### Exercise requirements
Copy out each line of the material in which the word "JSON" appears.

(Dataset entries)

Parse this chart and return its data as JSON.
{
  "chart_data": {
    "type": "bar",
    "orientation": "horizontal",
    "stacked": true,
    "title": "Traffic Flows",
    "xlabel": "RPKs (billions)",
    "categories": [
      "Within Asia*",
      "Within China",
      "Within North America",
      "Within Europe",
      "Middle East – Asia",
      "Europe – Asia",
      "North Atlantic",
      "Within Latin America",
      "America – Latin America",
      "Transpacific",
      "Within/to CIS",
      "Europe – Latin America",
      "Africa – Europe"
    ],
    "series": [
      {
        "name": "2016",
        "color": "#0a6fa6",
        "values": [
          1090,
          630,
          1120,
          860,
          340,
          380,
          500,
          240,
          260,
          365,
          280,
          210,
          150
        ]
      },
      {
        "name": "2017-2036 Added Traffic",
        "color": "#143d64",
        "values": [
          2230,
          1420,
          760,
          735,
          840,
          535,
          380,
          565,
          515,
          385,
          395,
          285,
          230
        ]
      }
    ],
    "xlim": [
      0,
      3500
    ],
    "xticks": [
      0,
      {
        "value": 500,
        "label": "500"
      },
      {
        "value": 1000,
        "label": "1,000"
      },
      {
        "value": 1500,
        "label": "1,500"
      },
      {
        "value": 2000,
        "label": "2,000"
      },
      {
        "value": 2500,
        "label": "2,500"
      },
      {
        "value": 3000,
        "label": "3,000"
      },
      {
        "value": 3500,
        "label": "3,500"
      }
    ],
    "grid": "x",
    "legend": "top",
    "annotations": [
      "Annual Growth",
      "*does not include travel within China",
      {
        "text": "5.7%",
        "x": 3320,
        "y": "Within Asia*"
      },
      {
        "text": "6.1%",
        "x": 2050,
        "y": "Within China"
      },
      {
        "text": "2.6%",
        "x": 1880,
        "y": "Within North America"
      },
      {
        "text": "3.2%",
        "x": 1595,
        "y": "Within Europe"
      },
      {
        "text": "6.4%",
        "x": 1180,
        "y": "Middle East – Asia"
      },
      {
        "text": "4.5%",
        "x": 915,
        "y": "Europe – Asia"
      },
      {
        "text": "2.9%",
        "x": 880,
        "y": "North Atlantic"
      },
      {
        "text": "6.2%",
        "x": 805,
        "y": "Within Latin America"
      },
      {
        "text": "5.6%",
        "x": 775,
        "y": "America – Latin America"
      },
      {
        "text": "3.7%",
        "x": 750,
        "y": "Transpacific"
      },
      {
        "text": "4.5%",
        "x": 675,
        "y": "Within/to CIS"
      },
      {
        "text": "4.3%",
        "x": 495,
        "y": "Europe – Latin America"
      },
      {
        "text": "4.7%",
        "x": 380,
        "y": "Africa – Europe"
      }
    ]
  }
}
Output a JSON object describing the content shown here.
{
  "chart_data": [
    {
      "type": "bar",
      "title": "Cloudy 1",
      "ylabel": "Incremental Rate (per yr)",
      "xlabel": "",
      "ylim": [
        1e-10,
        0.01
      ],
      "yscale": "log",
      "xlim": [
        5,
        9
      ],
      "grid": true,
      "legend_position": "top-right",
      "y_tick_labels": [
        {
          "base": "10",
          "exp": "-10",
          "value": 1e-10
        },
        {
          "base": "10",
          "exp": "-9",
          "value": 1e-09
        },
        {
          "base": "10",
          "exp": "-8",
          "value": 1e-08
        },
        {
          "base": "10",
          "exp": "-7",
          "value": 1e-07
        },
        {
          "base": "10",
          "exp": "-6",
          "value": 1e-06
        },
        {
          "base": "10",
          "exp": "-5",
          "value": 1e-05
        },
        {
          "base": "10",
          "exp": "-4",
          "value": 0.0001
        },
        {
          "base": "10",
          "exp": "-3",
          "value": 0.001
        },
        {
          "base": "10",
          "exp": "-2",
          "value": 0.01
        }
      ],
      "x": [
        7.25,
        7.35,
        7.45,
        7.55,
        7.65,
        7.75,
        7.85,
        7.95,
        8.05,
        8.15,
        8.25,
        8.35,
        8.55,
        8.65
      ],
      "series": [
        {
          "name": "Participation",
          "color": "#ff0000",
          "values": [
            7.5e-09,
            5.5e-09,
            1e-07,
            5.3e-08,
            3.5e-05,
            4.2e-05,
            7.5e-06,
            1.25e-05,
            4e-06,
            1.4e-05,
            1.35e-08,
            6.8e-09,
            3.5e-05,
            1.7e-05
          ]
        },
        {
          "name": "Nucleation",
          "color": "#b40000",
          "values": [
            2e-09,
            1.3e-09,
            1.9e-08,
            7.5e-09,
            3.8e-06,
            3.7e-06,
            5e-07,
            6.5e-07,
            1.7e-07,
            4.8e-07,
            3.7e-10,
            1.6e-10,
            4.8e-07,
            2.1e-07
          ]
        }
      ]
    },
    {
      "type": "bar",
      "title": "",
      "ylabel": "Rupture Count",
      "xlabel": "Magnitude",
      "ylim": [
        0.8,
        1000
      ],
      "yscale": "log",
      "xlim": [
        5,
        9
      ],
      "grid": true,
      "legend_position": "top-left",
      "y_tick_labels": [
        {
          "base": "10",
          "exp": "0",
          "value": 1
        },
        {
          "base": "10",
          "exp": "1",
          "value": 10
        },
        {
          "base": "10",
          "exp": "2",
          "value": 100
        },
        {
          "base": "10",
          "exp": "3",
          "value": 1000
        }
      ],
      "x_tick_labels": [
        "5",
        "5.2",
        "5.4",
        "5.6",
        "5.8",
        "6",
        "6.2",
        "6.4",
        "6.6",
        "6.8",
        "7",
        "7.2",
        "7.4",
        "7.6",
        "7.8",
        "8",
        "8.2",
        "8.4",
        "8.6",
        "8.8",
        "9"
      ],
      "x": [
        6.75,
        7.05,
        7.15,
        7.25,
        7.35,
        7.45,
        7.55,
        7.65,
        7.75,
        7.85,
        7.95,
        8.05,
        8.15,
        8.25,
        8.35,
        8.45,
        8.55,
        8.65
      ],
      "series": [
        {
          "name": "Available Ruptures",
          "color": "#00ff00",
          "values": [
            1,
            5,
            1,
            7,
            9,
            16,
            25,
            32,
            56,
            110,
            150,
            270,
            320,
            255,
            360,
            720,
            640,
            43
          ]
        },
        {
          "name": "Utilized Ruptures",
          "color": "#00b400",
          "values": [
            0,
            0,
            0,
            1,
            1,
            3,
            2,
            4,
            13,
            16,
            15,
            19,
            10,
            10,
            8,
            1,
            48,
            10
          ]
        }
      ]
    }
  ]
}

### Solved problem
Parse this chart and return its data as JSON.
Output a JSON object describing the content shown here.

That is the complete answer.